(Dataset records)
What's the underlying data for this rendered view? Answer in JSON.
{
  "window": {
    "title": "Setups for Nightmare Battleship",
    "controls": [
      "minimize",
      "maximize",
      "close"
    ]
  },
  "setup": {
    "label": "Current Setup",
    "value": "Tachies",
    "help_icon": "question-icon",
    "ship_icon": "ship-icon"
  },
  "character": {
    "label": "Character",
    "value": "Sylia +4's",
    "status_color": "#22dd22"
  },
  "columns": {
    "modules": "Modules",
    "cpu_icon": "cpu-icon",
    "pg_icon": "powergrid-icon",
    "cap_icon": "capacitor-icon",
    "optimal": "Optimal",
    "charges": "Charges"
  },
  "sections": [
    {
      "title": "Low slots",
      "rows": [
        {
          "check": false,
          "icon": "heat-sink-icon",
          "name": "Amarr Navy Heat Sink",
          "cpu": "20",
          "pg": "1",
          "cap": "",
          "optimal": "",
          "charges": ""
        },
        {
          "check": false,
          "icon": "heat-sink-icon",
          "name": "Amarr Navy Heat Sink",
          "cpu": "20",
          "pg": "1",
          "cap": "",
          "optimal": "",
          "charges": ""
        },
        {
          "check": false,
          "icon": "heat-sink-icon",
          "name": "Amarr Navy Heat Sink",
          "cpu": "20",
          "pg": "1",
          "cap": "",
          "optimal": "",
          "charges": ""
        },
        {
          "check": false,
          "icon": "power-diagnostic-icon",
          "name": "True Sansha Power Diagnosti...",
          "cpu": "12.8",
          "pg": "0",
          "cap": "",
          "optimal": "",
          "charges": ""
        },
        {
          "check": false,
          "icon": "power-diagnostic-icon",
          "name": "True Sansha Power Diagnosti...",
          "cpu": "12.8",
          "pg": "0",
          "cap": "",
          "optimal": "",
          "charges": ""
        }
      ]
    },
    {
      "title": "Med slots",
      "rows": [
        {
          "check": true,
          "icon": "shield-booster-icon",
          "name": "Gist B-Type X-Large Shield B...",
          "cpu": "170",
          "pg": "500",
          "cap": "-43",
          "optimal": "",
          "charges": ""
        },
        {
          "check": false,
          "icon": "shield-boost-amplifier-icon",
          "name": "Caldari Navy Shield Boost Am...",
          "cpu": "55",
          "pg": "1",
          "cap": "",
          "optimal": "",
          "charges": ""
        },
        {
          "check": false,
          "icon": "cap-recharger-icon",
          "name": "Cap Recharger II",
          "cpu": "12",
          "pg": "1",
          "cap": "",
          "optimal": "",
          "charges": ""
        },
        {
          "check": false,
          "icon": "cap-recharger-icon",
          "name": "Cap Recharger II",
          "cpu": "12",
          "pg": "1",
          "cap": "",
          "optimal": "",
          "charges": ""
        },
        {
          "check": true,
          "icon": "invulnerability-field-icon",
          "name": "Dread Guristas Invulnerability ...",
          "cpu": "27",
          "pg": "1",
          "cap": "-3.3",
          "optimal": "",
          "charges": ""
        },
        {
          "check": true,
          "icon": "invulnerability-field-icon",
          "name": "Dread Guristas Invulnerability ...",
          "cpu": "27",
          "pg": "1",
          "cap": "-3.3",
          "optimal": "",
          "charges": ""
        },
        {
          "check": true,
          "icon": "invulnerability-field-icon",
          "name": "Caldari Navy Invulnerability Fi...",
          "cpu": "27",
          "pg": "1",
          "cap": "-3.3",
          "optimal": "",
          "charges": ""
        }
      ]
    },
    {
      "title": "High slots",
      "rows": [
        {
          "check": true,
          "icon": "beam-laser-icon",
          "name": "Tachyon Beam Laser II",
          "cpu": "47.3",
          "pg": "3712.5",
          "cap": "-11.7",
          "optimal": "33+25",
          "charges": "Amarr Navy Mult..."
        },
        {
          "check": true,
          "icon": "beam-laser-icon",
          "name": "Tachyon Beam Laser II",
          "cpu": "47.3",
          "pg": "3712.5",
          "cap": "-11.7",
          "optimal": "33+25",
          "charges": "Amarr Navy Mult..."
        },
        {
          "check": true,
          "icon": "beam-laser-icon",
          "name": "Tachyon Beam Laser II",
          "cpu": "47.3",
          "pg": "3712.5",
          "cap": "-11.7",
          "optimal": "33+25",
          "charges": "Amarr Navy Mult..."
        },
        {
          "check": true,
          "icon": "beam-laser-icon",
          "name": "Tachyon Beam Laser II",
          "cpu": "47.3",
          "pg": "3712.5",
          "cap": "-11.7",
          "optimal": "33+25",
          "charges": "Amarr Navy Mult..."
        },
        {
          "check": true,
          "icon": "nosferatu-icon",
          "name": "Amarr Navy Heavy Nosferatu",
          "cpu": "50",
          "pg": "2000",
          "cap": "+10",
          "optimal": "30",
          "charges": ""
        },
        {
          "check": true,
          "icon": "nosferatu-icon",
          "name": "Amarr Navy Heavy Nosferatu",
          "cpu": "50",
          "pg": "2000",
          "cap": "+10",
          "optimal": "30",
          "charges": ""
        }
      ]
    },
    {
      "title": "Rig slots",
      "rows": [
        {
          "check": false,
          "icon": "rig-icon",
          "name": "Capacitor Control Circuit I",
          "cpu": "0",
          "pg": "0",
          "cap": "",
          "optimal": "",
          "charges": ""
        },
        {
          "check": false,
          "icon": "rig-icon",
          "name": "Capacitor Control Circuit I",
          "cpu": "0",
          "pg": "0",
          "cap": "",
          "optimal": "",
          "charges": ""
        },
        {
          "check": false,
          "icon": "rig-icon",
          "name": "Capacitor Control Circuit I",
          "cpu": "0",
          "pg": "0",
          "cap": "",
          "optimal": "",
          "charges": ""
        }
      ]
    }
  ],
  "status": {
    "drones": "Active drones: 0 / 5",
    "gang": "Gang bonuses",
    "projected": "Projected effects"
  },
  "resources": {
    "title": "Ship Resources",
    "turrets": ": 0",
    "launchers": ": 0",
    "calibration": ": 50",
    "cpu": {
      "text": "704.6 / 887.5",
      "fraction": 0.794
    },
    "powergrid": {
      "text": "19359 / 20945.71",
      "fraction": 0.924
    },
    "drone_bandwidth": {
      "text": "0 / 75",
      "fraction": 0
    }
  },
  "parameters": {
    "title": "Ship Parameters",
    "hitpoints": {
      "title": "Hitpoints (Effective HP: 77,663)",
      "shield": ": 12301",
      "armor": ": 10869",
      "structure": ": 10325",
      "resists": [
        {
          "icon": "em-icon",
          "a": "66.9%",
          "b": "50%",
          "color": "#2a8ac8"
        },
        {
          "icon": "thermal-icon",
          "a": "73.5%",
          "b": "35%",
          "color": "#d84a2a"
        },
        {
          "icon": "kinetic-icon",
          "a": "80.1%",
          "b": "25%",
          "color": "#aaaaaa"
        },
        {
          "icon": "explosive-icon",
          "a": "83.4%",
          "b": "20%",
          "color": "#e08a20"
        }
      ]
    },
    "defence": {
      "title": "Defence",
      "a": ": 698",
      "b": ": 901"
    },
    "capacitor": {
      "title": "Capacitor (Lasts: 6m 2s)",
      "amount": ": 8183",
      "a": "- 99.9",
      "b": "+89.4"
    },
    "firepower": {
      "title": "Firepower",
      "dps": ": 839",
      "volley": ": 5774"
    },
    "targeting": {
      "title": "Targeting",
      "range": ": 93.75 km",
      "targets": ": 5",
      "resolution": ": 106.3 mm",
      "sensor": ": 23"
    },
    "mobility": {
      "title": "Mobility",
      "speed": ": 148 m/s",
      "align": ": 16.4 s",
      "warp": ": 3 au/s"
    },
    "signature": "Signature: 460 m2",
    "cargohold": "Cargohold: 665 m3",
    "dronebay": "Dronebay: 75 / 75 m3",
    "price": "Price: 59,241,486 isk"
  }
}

> Brief: Retype the listing above in full, with no alterations.

> Task response:
What's the underlying data for this rendered view? Answer in JSON.
{
  "window": {
    "title": "Setups for Nightmare Battleship",
    "controls": [
      "minimize",
      "maximize",
      "close"
    ]
  },
  "setup": {
    "label": "Current Setup",
    "value": "Tachies",
    "help_icon": "question-icon",
    "ship_icon": "ship-icon"
  },
  "character": {
    "label": "Character",
    "value": "Sylia +4's",
    "status_color": "#22dd22"
  },
  "columns": {
    "modules": "Modules",
    "cpu_icon": "cpu-icon",
    "pg_icon": "powergrid-icon",
    "cap_icon": "capacitor-icon",
    "optimal": "Optimal",
    "charges": "Charges"
  },
  "sections": [
    {
      "title": "Low slots",
      "rows": [
        {
          "check": false,
          "icon": "heat-sink-icon",
          "name": "Amarr Navy Heat Sink",
          "cpu": "20",
          "pg": "1",
          "cap": "",
          "optimal": "",
          "charges": ""
        },
        {
          "check": false,
          "icon": "heat-sink-icon",
          "name": "Amarr Navy Heat Sink",
          "cpu": "20",
          "pg": "1",
          "cap": "",
          "optimal": "",
          "charges": ""
        },
        {
          "check": false,
          "icon": "heat-sink-icon",
          "name": "Amarr Navy Heat Sink",
          "cpu": "20",
          "pg": "1",
          "cap": "",
          "optimal": "",
          "charges": ""
        },
        {
          "check": false,
          "icon": "power-diagnostic-icon",
          "name": "True Sansha Power Diagnosti...",
          "cpu": "12.8",
          "pg": "0",
          "cap": "",
          "optimal": "",
          "charges": ""
        },
        {
          "check": false,
          "icon": "power-diagnostic-icon",
          "name": "True Sansha Power Diagnosti...",
          "cpu": "12.8",
          "pg": "0",
          "cap": "",
          "optimal": "",
          "charges": ""
        }
      ]
    },
    {
      "title": "Med slots",
      "rows": [
        {
          "check": true,
          "icon": "shield-booster-icon",
          "name": "Gist B-Type X-Large Shield B...",
          "cpu": "170",
          "pg": "500",
          "cap": "-43",
          "optimal": "",
          "charges": ""
        },
        {
          "check": false,
          "icon": "shield-boost-amplifier-icon",
          "name": "Caldari Navy Shield Boost Am...",
          "cpu": "55",
          "pg": "1",
          "cap": "",
          "optimal": "",
          "charges": ""
        },
        {
          "check": false,
          "icon": "cap-recharger-icon",
          "name": "Cap Recharger II",
          "cpu": "12",
          "pg": "1",
          "cap": "",
          "optimal": "",
          "charges": ""
        },
        {
          "check": false,
          "icon": "cap-recharger-icon",
          "name": "Cap Recharger II",
          "cpu": "12",
          "pg": "1",
          "cap": "",
          "optimal": "",
          "charges": ""
        },
        {
          "check": true,
          "icon": "invulnerability-field-icon",
          "name": "Dread Guristas Invulnerability ...",
          "cpu": "27",
          "pg": "1",
          "cap": "-3.3",
          "optimal": "",
          "charges": ""
        },
        {
          "check": true,
          "icon": "invulnerability-field-icon",
          "name": "Dread Guristas Invulnerability ...",
          "cpu": "27",
          "pg": "1",
          "cap": "-3.3",
          "optimal": "",
          "charges": ""
        },
        {
          "check": true,
          "icon": "invulnerability-field-icon",
          "name": "Caldari Navy Invulnerability Fi...",
          "cpu": "27",
          "pg": "1",
          "cap": "-3.3",
          "optimal": "",
          "charges": ""
        }
      ]
    },
    {
      "title": "High slots",
      "rows": [
        {
          "check": true,
          "icon": "beam-laser-icon",
          "name": "Tachyon Beam Laser II",
          "cpu": "47.3",
          "pg": "3712.5",
          "cap": "-11.7",
          "optimal": "33+25",
          "charges": "Amarr Navy Mult..."
        },
        {
          "check": true,
          "icon": "beam-laser-icon",
          "name": "Tachyon Beam Laser II",
          "cpu": "47.3",
          "pg": "3712.5",
          "cap": "-11.7",
          "optimal": "33+25",
          "charges": "Amarr Navy Mult..."
        },
        {
          "check": true,
          "icon": "beam-laser-icon",
          "name": "Tachyon Beam Laser II",
          "cpu": "47.3",
          "pg": "3712.5",
          "cap": "-11.7",
          "optimal": "33+25",
          "charges": "Amarr Navy Mult..."
        },
        {
          "check": true,
          "icon": "beam-laser-icon",
          "name": "Tachyon Beam Laser II",
          "cpu": "47.3",
          "pg": "3712.5",
          "cap": "-11.7",
          "optimal": "33+25",
          "charges": "Amarr Navy Mult..."
        },
        {
          "check": true,
          "icon": "nosferatu-icon",
          "name": "Amarr Navy Heavy Nosferatu",
          "cpu": "50",
          "pg": "2000",
          "cap": "+10",
          "optimal": "30",
          "charges": ""
        },
        {
          "check": true,
          "icon": "nosferatu-icon",
          "name": "Amarr Navy Heavy Nosferatu",
          "cpu": "50",
          "pg": "2000",
          "cap": "+10",
          "optimal": "30",
          "charges": ""
        }
      ]
    },
    {
      "title": "Rig slots",
      "rows": [
        {
          "check": false,
          "icon": "rig-icon",
          "name": "Capacitor Control Circuit I",
          "cpu": "0",
          "pg": "0",
          "cap": "",
          "optimal": "",
          "charges": ""
        },
        {
          "check": false,
          "icon": "rig-icon",
          "name": "Capacitor Control Circuit I",
          "cpu": "0",
          "pg": "0",
          "cap": "",
          "optimal": "",
          "charges": ""
        },
        {
          "check": false,
          "icon": "rig-icon",
          "name": "Capacitor Control Circuit I",
          "cpu": "0",
          "pg": "0",
          "cap": "",
          "optimal": "",
          "charges": ""
        }
      ]
    }
  ],
  "status": {
    "drones": "Active drones: 0 / 5",
    "gang": "Gang bonuses",
    "projected": "Projected effects"
  },
  "resources": {
    "title": "Ship Resources",
    "turrets": ": 0",
    "launchers": ": 0",
    "calibration": ": 50",
    "cpu": {
      "text": "704.6 / 887.5",
      "fraction": 0.794
    },
    "powergrid": {
      "text": "19359 / 20945.71",
      "fraction": 0.924
    },
    "drone_bandwidth": {
      "text": "0 / 75",
      "fraction": 0
    }
  },
  "parameters": {
    "title": "Ship Parameters",
    "hitpoints": {
      "title": "Hitpoints (Effective HP: 77,663)",
      "shield": ": 12301",
      "armor": ": 10869",
      "structure": ": 10325",
      "resists": [
        {
          "icon": "em-icon",
          "a": "66.9%",
          "b": "50%",
          "color": "#2a8ac8"
        },
        {
          "icon": "thermal-icon",
          "a": "73.5%",
          "b": "35%",
          "color": "#d84a2a"
        },
        {
          "icon": "kinetic-icon",
          "a": "80.1%",
          "b": "25%",
          "color": "#aaaaaa"
        },
        {
          "icon": "explosive-icon",
          "a": "83.4%",
          "b": "20%",
          "color": "#e08a20"
        }
      ]
    },
    "defence": {
      "title": "Defence",
      "a": ": 698",
      "b": ": 901"
    },
    "capacitor": {
      "title": "Capacitor (Lasts: 6m 2s)",
      "amount": ": 8183",
      "a": "- 99.9",
      "b": "+89.4"
    },
    "firepower": {
      "title": "Firepower",
      "dps": ": 839",
      "volley": ": 5774"
    },
    "targeting": {
      "title": "Targeting",
      "range": ": 93.75 km",
      "targets": ": 5",
      "resolution": ": 106.3 mm",
      "sensor": ": 23"
    },
    "mobility": {
      "title": "Mobility",
      "speed": ": 148 m/s",
      "align": ": 16.4 s",
      "warp": ": 3 au/s"
    },
    "signature": "Signature: 460 m2",
    "cargohold": "Cargohold: 665 m3",
    "dronebay": "Dronebay: 75 / 75 m3",
    "price": "Price: 59,241,486 isk"
  }
}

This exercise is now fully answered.